## Stated goal
Return the listing below exactly, with the pictures dropped.

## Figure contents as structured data
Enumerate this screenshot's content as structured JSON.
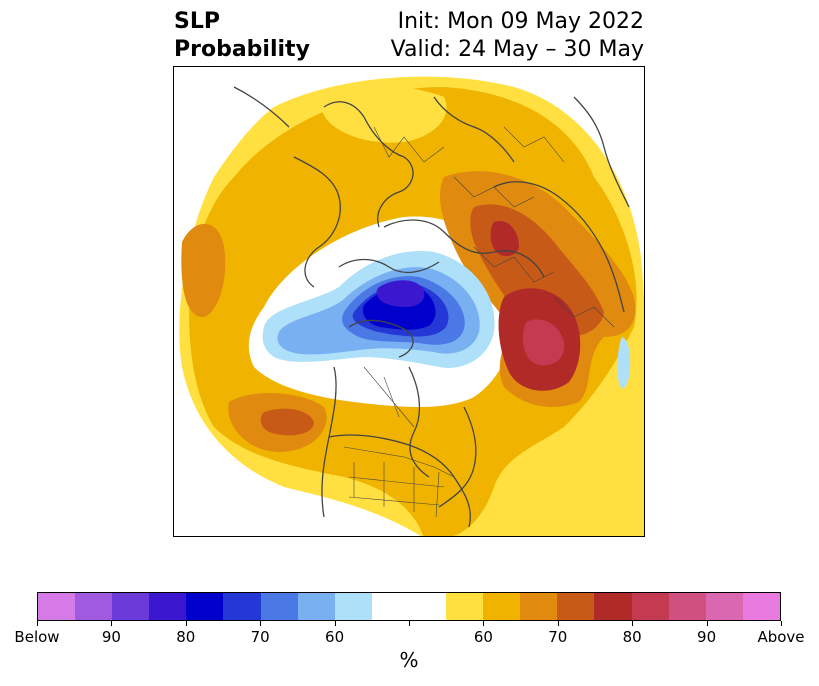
{
  "title": {
    "left_line1": "SLP",
    "left_line2": "Probability",
    "right_line1": "Init: Mon 09 May 2022",
    "right_line2": "Valid: 24 May – 30 May"
  },
  "colorbar": {
    "colors": [
      "#d67ae8",
      "#a05ae0",
      "#6c3ad8",
      "#3b18d0",
      "#0000cc",
      "#2438d6",
      "#4a78e4",
      "#78b0f2",
      "#aee0fa",
      "#ffffff",
      "#ffffff",
      "#ffe040",
      "#f0b400",
      "#e08a10",
      "#c85a18",
      "#b02a28",
      "#c43a50",
      "#d05080",
      "#da68b0",
      "#e87ae0"
    ],
    "tick_labels": [
      "Below",
      "90",
      "80",
      "70",
      "60",
      "",
      "60",
      "70",
      "80",
      "90",
      "Above"
    ],
    "unit": "%"
  },
  "map": {
    "colors": {
      "light_yellow": "#ffe040",
      "yellow": "#f0b400",
      "orange": "#e08a10",
      "dark_orange": "#c85a18",
      "red": "#b02a28",
      "rose": "#c43a50",
      "pale_blue": "#aee0fa",
      "light_blue": "#78b0f2",
      "mid_blue": "#4a78e4",
      "blue": "#2438d6",
      "deep_blue": "#0000cc",
      "indigo": "#3b18d0",
      "coast": "#444444"
    }
  }
}
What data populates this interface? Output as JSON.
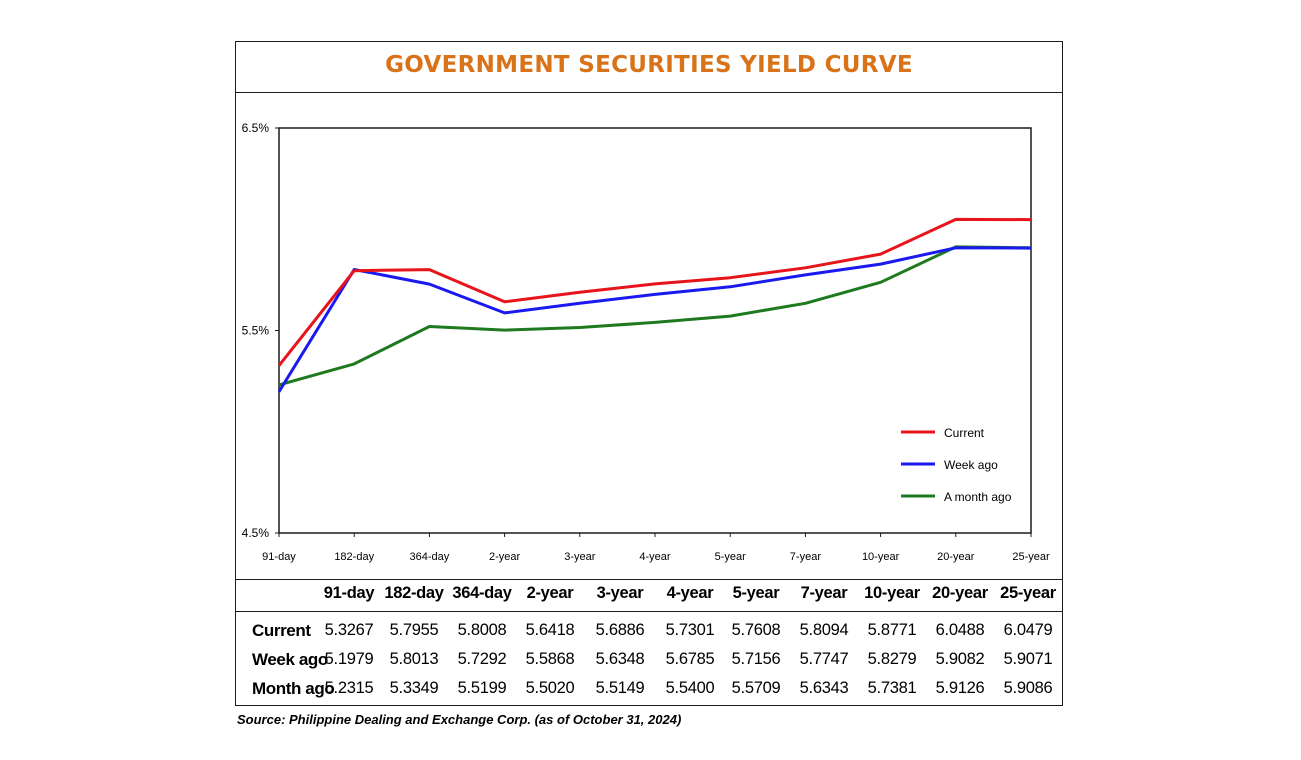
{
  "title": "GOVERNMENT SECURITIES YIELD CURVE",
  "title_color": "#d9731a",
  "source": "Source: Philippine Dealing and Exchange Corp. (as of October 31, 2024)",
  "chart_data": {
    "type": "line",
    "title": "GOVERNMENT SECURITIES YIELD CURVE",
    "categories": [
      "91-day",
      "182-day",
      "364-day",
      "2-year",
      "3-year",
      "4-year",
      "5-year",
      "7-year",
      "10-year",
      "20-year",
      "25-year"
    ],
    "y_ticks": [
      "6.5%",
      "5.5%",
      "4.5%"
    ],
    "ylim": [
      4.5,
      6.5
    ],
    "grid": false,
    "legend_position": "bottom-right",
    "series": [
      {
        "name": "Current",
        "color": "#e8141c",
        "values": [
          5.3267,
          5.7955,
          5.8008,
          5.6418,
          5.6886,
          5.7301,
          5.7608,
          5.8094,
          5.8771,
          6.0488,
          6.0479
        ]
      },
      {
        "name": "Week ago",
        "color": "#1a1af0",
        "values": [
          5.1979,
          5.8013,
          5.7292,
          5.5868,
          5.6348,
          5.6785,
          5.7156,
          5.7747,
          5.8279,
          5.9082,
          5.9071
        ]
      },
      {
        "name": "A month ago",
        "color": "#1f7a1f",
        "values": [
          5.2315,
          5.3349,
          5.5199,
          5.502,
          5.5149,
          5.54,
          5.5709,
          5.6343,
          5.7381,
          5.9126,
          5.9086
        ]
      }
    ]
  },
  "table": {
    "columns": [
      "91-day",
      "182-day",
      "364-day",
      "2-year",
      "3-year",
      "4-year",
      "5-year",
      "7-year",
      "10-year",
      "20-year",
      "25-year"
    ],
    "rows": [
      {
        "label": "Current",
        "values": [
          "5.3267",
          "5.7955",
          "5.8008",
          "5.6418",
          "5.6886",
          "5.7301",
          "5.7608",
          "5.8094",
          "5.8771",
          "6.0488",
          "6.0479"
        ]
      },
      {
        "label": "Week ago",
        "values": [
          "5.1979",
          "5.8013",
          "5.7292",
          "5.5868",
          "5.6348",
          "5.6785",
          "5.7156",
          "5.7747",
          "5.8279",
          "5.9082",
          "5.9071"
        ]
      },
      {
        "label": "Month ago",
        "values": [
          "5.2315",
          "5.3349",
          "5.5199",
          "5.5020",
          "5.5149",
          "5.5400",
          "5.5709",
          "5.6343",
          "5.7381",
          "5.9126",
          "5.9086"
        ]
      }
    ]
  }
}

## Full answer
Enumerate this screenshot's content as structured JSON.
{
  "title": {
    "left_line1": "SLP",
    "left_line2": "Probability",
    "right_line1": "Init: Mon 09 May 2022",
    "right_line2": "Valid: 24 May – 30 May"
  },
  "colorbar": {
    "colors": [
      "#d67ae8",
      "#a05ae0",
      "#6c3ad8",
      "#3b18d0",
      "#0000cc",
      "#2438d6",
      "#4a78e4",
      "#78b0f2",
      "#aee0fa",
      "#ffffff",
      "#ffffff",
      "#ffe040",
      "#f0b400",
      "#e08a10",
      "#c85a18",
      "#b02a28",
      "#c43a50",
      "#d05080",
      "#da68b0",
      "#e87ae0"
    ],
    "tick_labels": [
      "Below",
      "90",
      "80",
      "70",
      "60",
      "",
      "60",
      "70",
      "80",
      "90",
      "Above"
    ],
    "unit": "%"
  },
  "map": {
    "colors": {
      "light_yellow": "#ffe040",
      "yellow": "#f0b400",
      "orange": "#e08a10",
      "dark_orange": "#c85a18",
      "red": "#b02a28",
      "rose": "#c43a50",
      "pale_blue": "#aee0fa",
      "light_blue": "#78b0f2",
      "mid_blue": "#4a78e4",
      "blue": "#2438d6",
      "deep_blue": "#0000cc",
      "indigo": "#3b18d0",
      "coast": "#444444"
    }
  }
}
What data populates this interface? Output as JSON.
{
  "title": "GOVERNMENT SECURITIES YIELD CURVE",
  "title_color": "#d9731a",
  "source": "Source: Philippine Dealing and Exchange Corp. (as of October 31, 2024)",
  "chart_data": {
    "type": "line",
    "title": "GOVERNMENT SECURITIES YIELD CURVE",
    "categories": [
      "91-day",
      "182-day",
      "364-day",
      "2-year",
      "3-year",
      "4-year",
      "5-year",
      "7-year",
      "10-year",
      "20-year",
      "25-year"
    ],
    "y_ticks": [
      "6.5%",
      "5.5%",
      "4.5%"
    ],
    "ylim": [
      4.5,
      6.5
    ],
    "grid": false,
    "legend_position": "bottom-right",
    "series": [
      {
        "name": "Current",
        "color": "#e8141c",
        "values": [
          5.3267,
          5.7955,
          5.8008,
          5.6418,
          5.6886,
          5.7301,
          5.7608,
          5.8094,
          5.8771,
          6.0488,
          6.0479
        ]
      },
      {
        "name": "Week ago",
        "color": "#1a1af0",
        "values": [
          5.1979,
          5.8013,
          5.7292,
          5.5868,
          5.6348,
          5.6785,
          5.7156,
          5.7747,
          5.8279,
          5.9082,
          5.9071
        ]
      },
      {
        "name": "A month ago",
        "color": "#1f7a1f",
        "values": [
          5.2315,
          5.3349,
          5.5199,
          5.502,
          5.5149,
          5.54,
          5.5709,
          5.6343,
          5.7381,
          5.9126,
          5.9086
        ]
      }
    ]
  },
  "table": {
    "columns": [
      "91-day",
      "182-day",
      "364-day",
      "2-year",
      "3-year",
      "4-year",
      "5-year",
      "7-year",
      "10-year",
      "20-year",
      "25-year"
    ],
    "rows": [
      {
        "label": "Current",
        "values": [
          "5.3267",
          "5.7955",
          "5.8008",
          "5.6418",
          "5.6886",
          "5.7301",
          "5.7608",
          "5.8094",
          "5.8771",
          "6.0488",
          "6.0479"
        ]
      },
      {
        "label": "Week ago",
        "values": [
          "5.1979",
          "5.8013",
          "5.7292",
          "5.5868",
          "5.6348",
          "5.6785",
          "5.7156",
          "5.7747",
          "5.8279",
          "5.9082",
          "5.9071"
        ]
      },
      {
        "label": "Month ago",
        "values": [
          "5.2315",
          "5.3349",
          "5.5199",
          "5.5020",
          "5.5149",
          "5.5400",
          "5.5709",
          "5.6343",
          "5.7381",
          "5.9126",
          "5.9086"
        ]
      }
    ]
  }
}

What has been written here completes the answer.